• Stated exercise
Every line below that mentions the word "this" should be copied out.

★ ★ ★ ★

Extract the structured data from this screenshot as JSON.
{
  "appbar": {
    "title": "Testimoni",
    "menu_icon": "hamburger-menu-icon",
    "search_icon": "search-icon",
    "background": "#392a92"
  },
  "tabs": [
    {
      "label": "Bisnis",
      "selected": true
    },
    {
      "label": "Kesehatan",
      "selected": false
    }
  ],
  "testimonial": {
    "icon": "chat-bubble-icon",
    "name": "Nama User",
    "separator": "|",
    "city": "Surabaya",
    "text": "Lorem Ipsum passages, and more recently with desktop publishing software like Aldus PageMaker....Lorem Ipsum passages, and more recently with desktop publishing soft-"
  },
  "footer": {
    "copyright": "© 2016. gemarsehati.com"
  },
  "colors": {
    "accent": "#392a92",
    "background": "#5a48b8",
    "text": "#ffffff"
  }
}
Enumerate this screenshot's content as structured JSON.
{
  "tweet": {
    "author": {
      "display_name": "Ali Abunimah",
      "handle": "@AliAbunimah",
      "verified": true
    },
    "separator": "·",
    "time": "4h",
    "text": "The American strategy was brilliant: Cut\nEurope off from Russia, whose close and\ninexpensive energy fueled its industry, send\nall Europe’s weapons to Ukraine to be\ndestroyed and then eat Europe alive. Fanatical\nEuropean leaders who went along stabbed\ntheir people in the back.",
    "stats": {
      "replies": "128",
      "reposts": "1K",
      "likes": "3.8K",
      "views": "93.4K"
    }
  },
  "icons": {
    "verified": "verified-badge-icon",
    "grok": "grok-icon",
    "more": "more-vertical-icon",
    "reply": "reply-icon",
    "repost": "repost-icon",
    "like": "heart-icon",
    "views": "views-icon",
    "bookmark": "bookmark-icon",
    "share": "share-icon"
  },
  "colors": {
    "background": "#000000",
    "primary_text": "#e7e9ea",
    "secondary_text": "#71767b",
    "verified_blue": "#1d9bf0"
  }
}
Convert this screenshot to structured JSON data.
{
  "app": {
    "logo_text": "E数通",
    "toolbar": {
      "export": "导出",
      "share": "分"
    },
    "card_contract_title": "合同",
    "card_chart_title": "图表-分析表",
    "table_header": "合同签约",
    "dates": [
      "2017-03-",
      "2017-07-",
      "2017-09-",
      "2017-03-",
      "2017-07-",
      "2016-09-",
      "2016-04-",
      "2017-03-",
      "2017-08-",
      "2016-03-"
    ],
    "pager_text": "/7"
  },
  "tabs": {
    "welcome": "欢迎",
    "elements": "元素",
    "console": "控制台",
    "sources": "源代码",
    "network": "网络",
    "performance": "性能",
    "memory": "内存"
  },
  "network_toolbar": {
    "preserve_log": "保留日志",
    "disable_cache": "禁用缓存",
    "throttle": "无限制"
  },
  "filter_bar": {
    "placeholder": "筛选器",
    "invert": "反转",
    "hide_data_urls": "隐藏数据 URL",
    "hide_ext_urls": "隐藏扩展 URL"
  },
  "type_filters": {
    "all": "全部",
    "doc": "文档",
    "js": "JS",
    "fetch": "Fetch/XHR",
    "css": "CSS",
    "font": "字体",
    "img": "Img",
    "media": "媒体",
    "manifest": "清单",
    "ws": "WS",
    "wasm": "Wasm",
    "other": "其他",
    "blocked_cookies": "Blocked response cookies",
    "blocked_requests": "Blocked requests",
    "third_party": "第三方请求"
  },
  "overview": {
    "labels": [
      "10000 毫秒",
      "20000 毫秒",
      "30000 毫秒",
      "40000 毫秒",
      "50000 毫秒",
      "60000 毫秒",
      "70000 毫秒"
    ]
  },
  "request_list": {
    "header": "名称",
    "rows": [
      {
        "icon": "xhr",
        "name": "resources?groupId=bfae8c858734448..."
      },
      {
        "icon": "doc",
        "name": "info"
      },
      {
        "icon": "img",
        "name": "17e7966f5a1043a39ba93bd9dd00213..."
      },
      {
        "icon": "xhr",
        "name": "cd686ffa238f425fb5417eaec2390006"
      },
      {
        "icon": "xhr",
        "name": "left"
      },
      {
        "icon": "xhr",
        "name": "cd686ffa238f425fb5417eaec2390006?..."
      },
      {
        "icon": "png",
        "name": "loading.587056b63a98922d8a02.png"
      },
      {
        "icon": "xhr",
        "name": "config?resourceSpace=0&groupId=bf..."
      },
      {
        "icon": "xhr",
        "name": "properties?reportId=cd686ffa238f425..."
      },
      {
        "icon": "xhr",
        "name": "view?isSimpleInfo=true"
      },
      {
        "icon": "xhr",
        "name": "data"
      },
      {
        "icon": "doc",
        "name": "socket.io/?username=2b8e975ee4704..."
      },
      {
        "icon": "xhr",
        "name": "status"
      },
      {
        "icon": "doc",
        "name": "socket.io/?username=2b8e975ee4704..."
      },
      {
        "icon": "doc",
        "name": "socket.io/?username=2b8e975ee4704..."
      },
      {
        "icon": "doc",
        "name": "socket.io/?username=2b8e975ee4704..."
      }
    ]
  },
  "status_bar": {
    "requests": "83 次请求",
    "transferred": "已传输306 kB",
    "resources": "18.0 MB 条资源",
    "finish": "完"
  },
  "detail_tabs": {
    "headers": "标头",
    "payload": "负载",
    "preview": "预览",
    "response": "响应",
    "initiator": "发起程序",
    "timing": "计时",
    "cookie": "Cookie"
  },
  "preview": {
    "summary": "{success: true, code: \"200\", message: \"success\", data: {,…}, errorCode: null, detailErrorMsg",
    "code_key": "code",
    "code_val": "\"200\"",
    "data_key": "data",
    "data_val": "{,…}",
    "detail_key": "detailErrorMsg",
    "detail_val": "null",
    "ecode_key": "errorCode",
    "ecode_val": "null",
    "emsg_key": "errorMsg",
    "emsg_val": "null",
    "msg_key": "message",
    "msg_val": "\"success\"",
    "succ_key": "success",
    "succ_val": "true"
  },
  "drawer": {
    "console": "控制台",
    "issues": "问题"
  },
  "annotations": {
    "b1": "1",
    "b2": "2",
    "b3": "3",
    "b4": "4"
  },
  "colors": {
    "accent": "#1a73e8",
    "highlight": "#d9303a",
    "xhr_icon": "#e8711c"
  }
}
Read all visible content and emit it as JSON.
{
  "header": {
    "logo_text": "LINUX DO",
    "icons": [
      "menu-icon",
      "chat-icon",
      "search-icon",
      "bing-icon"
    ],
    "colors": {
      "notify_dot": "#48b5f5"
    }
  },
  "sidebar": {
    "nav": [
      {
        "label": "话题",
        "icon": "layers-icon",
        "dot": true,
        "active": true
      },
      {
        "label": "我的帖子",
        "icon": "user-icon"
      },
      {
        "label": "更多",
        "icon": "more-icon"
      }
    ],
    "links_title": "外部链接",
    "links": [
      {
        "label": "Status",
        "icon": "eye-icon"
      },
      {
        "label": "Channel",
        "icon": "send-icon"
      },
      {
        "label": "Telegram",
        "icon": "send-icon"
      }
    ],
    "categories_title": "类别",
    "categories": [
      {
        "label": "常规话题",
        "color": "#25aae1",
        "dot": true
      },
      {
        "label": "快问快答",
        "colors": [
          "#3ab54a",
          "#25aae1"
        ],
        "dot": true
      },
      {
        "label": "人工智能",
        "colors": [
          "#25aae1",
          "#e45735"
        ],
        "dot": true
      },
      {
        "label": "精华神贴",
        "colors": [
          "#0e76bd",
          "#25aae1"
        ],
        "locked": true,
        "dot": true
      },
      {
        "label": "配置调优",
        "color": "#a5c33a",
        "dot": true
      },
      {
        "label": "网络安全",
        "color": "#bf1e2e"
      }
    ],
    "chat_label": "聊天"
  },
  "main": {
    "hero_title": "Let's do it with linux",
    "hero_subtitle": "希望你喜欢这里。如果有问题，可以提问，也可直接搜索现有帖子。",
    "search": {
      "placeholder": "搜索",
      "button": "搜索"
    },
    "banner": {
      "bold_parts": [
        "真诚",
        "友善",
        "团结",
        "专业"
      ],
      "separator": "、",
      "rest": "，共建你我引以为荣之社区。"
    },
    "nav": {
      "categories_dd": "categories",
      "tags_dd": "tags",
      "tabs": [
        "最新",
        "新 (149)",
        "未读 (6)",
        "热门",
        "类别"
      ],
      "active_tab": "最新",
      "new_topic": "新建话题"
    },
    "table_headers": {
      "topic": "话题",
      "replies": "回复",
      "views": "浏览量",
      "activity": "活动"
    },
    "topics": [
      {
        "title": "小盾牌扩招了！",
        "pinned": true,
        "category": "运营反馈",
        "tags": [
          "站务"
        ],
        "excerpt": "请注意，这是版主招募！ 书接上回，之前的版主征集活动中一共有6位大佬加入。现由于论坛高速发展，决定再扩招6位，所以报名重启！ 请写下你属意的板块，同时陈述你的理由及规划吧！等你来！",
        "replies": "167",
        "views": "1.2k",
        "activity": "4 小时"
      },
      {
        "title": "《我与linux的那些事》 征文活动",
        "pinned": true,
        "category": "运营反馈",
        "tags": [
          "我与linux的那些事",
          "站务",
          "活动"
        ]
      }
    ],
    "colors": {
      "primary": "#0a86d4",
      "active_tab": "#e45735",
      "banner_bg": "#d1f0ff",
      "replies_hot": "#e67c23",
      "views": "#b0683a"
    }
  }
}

★ ★ ★ ★

• Correct response
Extract the structured data from this screenshot as JSON.
Enumerate this screenshot's content as structured JSON.
Convert this screenshot to structured JSON data.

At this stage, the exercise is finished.